**Source extract**:
■ ■ ■ ■ ■ ■ ■

It was the cardinal error of the Marxists that they looked at it all
exclusively from the physical side. They said that Capital is to be
looked upon as crystallised Labour as a product with which
Labour has been combined. Now if an artist paints a picture, the
Spirit he has painted into it during ten years is certainly combined
with it, but this could at most be computed by those who believe that
Spirit is the inner work of the human organism
transmuted; which is sheer nonsense. The spiritual cannot be
assimilated to the natural in that facile way. If I complete a
spiritual product, it is not the point that in some way Labour is
stored up in the product. The work stored up in it is economically
irrelevant. Qua bodily work it may be very little. Moreover
what little there was falls, in any case, under the other heading
that of physical work. What gives value to the product is in
truth the Labour which it will save me. Thus on the one side of the
economic process the actual doing of work, the bringing of Labour to
the product, is the value-creating factor; the product absorbs Labour
as it were, attracts it, While on the other side the product
rays out Labour, begets Labour; the value is the original thing which
calls the Labour into being.
We have now therefore a means of comparison, namely, Labour on the one
side and Labour on the other side, and we are therefore in a position
to relate them, for we may say: If the value in the one case equals
Nature times Labour, in the other we must call it
Spirit minus Labour.
The direction is exactly opposite. Physical Labour only has meaning
inasmuch as the one who wants to contribute it to the economic process
actually does it himself. While what is related to the product on the
spiritual side is the Labour which one man does for another. It must
therefore be entered as a negative in the economic process.
It is a remarkable thing. Study the history of Economics, and you will
always find that what is said is right, but only in a limited sphere.
There are economists who believe that it is Labour which gives things
value the school of Adam Smith, the school of Marx, for
example. But other schools give another definition, which again is
right in a certain sphere. According to them, a thing becomes Capital
i.e., a source of value inasmuch as it saves
Labour. Both points of view are true. Only, the one is true of all
that is in any way related to Nature, to the soil, the land; while the
other is related to the Spirit. Between these two there is a third.

■ ■ ■ ■ ■ ■ ■

**Element and coordinate records**:
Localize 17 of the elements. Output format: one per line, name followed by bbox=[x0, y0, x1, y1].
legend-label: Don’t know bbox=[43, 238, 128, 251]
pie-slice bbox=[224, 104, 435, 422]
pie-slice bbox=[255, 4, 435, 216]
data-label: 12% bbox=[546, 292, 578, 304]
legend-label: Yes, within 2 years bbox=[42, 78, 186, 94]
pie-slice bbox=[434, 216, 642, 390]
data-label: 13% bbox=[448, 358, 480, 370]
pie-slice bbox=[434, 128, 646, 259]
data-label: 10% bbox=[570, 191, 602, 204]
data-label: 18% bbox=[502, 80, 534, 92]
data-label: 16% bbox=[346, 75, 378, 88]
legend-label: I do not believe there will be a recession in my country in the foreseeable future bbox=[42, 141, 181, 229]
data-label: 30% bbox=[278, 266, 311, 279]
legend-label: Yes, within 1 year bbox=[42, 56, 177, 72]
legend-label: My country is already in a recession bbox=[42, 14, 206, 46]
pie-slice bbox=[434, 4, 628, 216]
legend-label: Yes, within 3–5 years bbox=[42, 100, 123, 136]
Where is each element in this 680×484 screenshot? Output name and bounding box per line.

■ ■ ■ ■ ■ ■ ■

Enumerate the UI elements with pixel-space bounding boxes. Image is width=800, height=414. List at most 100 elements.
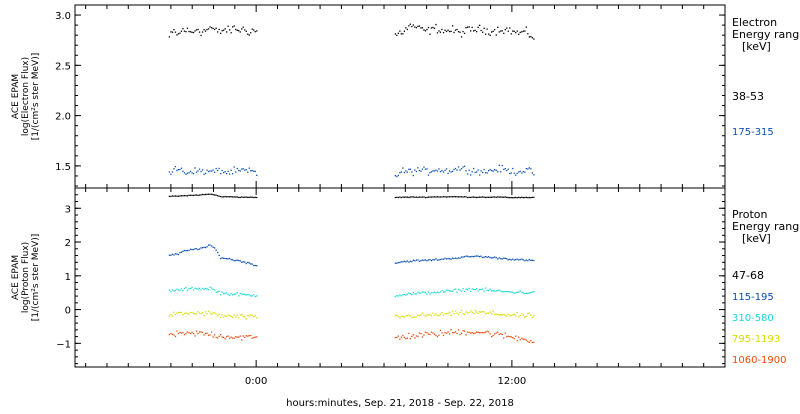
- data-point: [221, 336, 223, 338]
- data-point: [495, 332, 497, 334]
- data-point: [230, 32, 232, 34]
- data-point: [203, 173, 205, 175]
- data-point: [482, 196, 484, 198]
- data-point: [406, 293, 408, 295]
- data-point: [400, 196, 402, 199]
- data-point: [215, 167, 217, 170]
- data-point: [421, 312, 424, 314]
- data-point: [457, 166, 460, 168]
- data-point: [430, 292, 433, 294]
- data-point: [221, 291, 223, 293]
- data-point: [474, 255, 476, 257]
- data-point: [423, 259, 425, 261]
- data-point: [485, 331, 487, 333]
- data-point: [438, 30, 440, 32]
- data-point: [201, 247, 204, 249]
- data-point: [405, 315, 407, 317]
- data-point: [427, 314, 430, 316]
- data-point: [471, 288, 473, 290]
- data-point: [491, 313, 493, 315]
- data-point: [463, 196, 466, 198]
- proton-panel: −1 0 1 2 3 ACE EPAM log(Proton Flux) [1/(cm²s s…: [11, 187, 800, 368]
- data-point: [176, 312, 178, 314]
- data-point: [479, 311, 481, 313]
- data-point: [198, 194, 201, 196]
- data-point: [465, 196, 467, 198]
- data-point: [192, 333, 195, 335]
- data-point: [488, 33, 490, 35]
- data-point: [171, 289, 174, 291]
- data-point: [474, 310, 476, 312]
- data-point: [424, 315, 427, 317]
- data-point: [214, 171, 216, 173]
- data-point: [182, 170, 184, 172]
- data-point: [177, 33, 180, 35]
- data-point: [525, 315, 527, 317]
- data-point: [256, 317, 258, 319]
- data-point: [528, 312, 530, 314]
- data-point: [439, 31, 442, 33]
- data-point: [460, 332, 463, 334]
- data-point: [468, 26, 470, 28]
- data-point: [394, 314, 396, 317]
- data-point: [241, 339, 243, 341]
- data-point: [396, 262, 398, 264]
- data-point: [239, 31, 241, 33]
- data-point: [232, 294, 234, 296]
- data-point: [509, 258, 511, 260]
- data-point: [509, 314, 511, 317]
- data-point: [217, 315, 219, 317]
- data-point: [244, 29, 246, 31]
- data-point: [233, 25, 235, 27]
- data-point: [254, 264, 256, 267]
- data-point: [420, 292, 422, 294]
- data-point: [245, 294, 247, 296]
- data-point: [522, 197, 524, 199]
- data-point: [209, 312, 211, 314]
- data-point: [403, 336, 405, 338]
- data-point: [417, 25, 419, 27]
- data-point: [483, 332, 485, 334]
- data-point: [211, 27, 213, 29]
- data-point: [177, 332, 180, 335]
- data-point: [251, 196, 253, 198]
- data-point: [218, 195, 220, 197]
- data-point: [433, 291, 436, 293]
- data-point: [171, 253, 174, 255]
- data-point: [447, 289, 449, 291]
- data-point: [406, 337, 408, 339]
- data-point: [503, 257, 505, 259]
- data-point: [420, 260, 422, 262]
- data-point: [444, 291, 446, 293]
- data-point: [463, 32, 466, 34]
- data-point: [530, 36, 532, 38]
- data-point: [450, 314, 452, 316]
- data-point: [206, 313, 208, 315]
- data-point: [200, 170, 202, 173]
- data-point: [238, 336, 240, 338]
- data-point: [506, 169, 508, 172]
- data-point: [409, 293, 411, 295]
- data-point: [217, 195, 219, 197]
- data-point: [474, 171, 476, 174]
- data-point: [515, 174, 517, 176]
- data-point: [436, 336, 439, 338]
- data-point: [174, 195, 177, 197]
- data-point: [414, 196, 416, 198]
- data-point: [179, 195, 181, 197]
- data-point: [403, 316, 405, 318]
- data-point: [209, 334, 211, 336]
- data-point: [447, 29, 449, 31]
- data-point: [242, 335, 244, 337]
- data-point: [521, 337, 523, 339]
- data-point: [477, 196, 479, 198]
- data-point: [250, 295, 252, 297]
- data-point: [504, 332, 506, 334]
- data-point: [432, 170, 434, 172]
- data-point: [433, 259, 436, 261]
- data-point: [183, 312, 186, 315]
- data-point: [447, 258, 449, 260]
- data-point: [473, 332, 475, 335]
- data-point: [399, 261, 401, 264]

■ ■ ■ ■ ■ ■ ■

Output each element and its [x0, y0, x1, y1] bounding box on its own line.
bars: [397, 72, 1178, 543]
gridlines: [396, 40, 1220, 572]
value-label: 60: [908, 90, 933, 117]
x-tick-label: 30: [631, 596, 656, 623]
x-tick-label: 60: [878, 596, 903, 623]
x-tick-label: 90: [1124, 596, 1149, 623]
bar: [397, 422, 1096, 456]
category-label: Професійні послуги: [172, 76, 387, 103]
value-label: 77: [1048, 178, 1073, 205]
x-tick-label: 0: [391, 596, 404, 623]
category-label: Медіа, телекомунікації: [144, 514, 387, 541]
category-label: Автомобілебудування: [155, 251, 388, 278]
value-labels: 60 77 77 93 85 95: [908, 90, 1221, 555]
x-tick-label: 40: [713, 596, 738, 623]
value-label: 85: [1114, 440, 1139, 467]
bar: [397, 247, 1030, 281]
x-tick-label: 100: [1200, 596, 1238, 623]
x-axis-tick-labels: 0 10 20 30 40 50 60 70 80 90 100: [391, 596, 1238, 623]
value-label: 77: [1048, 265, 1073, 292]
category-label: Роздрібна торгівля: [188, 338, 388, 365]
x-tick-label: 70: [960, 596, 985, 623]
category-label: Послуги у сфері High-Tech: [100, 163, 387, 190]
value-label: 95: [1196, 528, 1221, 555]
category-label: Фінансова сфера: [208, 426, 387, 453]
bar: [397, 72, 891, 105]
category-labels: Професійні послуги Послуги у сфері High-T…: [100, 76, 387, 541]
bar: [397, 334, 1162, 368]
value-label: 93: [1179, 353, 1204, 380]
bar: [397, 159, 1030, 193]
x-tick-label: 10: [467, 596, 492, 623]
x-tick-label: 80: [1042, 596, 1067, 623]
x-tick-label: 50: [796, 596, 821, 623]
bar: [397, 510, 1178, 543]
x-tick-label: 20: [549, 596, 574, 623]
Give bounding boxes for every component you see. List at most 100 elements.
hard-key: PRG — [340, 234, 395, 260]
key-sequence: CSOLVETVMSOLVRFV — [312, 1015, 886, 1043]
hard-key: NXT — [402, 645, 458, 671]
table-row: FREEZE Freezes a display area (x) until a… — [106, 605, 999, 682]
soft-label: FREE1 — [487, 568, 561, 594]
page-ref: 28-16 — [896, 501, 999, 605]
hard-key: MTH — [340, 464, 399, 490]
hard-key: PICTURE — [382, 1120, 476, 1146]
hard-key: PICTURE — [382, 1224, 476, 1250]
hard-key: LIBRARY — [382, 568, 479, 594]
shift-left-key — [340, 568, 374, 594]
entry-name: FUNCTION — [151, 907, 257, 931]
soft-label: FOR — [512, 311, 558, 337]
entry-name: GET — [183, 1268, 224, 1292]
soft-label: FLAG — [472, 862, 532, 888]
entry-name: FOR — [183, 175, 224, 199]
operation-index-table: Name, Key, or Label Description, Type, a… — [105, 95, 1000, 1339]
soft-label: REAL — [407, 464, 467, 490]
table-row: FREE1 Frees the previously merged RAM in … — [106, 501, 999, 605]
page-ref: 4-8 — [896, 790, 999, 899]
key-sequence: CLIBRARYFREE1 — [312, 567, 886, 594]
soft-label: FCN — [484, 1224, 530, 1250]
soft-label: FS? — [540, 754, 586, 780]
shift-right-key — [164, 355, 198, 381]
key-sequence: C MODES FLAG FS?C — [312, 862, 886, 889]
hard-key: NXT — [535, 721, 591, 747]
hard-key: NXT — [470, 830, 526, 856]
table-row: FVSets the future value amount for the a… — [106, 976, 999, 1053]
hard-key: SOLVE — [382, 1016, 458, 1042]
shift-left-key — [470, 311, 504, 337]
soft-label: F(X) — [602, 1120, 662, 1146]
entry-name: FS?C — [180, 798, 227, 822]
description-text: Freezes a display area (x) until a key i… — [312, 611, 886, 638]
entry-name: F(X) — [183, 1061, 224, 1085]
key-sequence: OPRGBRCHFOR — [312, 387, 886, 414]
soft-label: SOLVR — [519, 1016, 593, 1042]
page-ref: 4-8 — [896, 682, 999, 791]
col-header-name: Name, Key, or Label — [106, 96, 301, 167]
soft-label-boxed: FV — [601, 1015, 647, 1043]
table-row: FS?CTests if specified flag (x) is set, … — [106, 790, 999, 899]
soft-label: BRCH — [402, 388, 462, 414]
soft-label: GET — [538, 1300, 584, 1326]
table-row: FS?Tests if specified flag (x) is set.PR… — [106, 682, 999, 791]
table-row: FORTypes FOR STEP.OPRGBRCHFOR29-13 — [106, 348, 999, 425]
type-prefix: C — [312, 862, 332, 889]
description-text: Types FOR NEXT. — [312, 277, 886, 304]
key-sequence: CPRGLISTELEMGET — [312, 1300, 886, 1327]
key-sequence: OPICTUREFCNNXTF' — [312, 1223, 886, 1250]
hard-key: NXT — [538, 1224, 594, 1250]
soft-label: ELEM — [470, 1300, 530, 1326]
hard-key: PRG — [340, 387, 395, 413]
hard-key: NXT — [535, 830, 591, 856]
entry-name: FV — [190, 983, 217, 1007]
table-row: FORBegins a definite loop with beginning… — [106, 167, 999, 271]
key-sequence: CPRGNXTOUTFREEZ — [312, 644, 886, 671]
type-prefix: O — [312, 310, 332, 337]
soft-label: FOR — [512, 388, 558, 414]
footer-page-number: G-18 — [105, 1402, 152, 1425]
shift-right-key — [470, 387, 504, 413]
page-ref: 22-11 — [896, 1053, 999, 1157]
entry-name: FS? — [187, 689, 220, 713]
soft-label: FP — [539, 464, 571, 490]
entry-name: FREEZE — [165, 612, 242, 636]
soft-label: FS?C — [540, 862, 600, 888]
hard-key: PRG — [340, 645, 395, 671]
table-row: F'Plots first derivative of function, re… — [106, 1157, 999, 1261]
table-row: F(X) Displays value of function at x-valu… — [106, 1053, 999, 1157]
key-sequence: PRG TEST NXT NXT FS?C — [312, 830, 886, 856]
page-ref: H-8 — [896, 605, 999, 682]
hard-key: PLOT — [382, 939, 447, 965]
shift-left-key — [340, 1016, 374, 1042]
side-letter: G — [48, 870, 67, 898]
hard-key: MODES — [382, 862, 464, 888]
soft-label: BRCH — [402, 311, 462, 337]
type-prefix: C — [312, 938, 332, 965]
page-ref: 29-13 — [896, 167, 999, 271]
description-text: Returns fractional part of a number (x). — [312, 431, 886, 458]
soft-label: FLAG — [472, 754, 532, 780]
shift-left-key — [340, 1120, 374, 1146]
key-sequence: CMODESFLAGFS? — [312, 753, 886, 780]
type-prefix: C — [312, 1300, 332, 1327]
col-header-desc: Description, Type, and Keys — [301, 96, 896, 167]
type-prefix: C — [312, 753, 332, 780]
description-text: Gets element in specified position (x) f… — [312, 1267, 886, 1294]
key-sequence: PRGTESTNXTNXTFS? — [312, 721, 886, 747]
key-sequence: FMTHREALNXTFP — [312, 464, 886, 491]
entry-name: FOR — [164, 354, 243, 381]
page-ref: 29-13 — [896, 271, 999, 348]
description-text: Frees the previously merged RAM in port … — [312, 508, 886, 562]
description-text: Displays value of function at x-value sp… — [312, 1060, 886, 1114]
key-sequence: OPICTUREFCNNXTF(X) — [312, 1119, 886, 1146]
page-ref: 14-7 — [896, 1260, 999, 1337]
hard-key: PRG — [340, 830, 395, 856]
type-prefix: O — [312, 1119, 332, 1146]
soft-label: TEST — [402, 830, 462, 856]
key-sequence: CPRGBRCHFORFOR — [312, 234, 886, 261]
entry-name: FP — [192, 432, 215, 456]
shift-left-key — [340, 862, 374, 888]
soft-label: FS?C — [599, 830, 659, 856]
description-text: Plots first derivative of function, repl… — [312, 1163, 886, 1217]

■ ■ ■ ■ ■ ■ ■

**Short exercise 1**:
Quote everything in the economics passage from "The direction is" down to "the economic process.".
**Short exercise 2**:
Print everything in the rows from the line containing "Localize 17 of" down to the line containing "Where is each", both of those lines included.

**Result 1**:
The direction is exactly opposite. Physical Labour only has meaning
inasmuch as the one who wants to contribute it to the economic process
actually does it himself. While what is related to the product on the
spiritual side is the Labour which one man does for another. It must
therefore be entered as a negative in the economic process.

**Result 2**:
Localize 17 of the elements. Output format: one per line, name followed by bbox=[x0, y0, x1, y1].
legend-label: Don’t know bbox=[43, 238, 128, 251]
pie-slice bbox=[224, 104, 435, 422]
pie-slice bbox=[255, 4, 435, 216]
data-label: 12% bbox=[546, 292, 578, 304]
legend-label: Yes, within 2 years bbox=[42, 78, 186, 94]
pie-slice bbox=[434, 216, 642, 390]
data-label: 13% bbox=[448, 358, 480, 370]
pie-slice bbox=[434, 128, 646, 259]
data-label: 10% bbox=[570, 191, 602, 204]
data-label: 18% bbox=[502, 80, 534, 92]
data-label: 16% bbox=[346, 75, 378, 88]
legend-label: I do not believe there will be a recession in my country in the foreseeable future bbox=[42, 141, 181, 229]
data-label: 30% bbox=[278, 266, 311, 279]
legend-label: Yes, within 1 year bbox=[42, 56, 177, 72]
legend-label: My country is already in a recession bbox=[42, 14, 206, 46]
pie-slice bbox=[434, 4, 628, 216]
legend-label: Yes, within 3–5 years bbox=[42, 100, 123, 136]
Where is each element in this 680×484 screenshot? Output name and bounding box per line.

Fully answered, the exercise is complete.